:: SET PROBLEM ::
Extract every line that contains the word "text".

━━━ DATA

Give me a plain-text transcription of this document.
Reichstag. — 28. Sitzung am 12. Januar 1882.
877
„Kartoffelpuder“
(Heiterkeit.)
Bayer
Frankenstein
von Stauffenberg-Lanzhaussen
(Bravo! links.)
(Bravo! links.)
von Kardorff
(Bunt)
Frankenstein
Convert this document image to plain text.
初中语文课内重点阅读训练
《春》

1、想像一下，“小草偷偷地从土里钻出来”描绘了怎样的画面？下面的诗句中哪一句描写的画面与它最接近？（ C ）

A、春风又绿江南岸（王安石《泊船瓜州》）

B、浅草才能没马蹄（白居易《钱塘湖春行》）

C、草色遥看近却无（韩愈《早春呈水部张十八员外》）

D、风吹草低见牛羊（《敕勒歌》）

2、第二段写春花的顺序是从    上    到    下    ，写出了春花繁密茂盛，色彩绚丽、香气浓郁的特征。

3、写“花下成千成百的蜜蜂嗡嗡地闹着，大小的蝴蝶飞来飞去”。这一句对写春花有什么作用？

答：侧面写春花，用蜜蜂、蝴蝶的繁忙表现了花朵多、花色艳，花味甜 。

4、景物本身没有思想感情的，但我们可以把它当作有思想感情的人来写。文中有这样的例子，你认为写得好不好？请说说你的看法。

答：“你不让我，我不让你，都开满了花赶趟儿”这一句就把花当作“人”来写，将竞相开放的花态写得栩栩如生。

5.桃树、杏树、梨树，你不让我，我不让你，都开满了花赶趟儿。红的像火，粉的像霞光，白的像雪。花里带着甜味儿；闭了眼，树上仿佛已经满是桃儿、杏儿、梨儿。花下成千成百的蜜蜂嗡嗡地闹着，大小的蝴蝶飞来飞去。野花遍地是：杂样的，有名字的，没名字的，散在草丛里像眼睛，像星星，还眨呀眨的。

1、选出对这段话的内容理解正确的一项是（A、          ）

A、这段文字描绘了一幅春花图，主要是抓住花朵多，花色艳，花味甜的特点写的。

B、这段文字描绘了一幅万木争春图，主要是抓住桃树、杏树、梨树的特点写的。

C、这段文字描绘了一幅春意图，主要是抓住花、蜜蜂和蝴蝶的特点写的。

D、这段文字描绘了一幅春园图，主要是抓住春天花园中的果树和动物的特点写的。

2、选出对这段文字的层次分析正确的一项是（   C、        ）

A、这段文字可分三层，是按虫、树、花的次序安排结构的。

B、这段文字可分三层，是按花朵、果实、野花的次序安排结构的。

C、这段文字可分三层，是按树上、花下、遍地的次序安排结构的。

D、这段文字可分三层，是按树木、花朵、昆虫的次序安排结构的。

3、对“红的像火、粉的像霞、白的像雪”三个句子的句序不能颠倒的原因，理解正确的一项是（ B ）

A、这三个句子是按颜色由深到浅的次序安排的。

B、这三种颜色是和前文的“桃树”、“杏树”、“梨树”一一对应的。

━━━━━━

:: ANSWER ::
Give me a plain-text transcription of this document.
Convert this document image to plain text.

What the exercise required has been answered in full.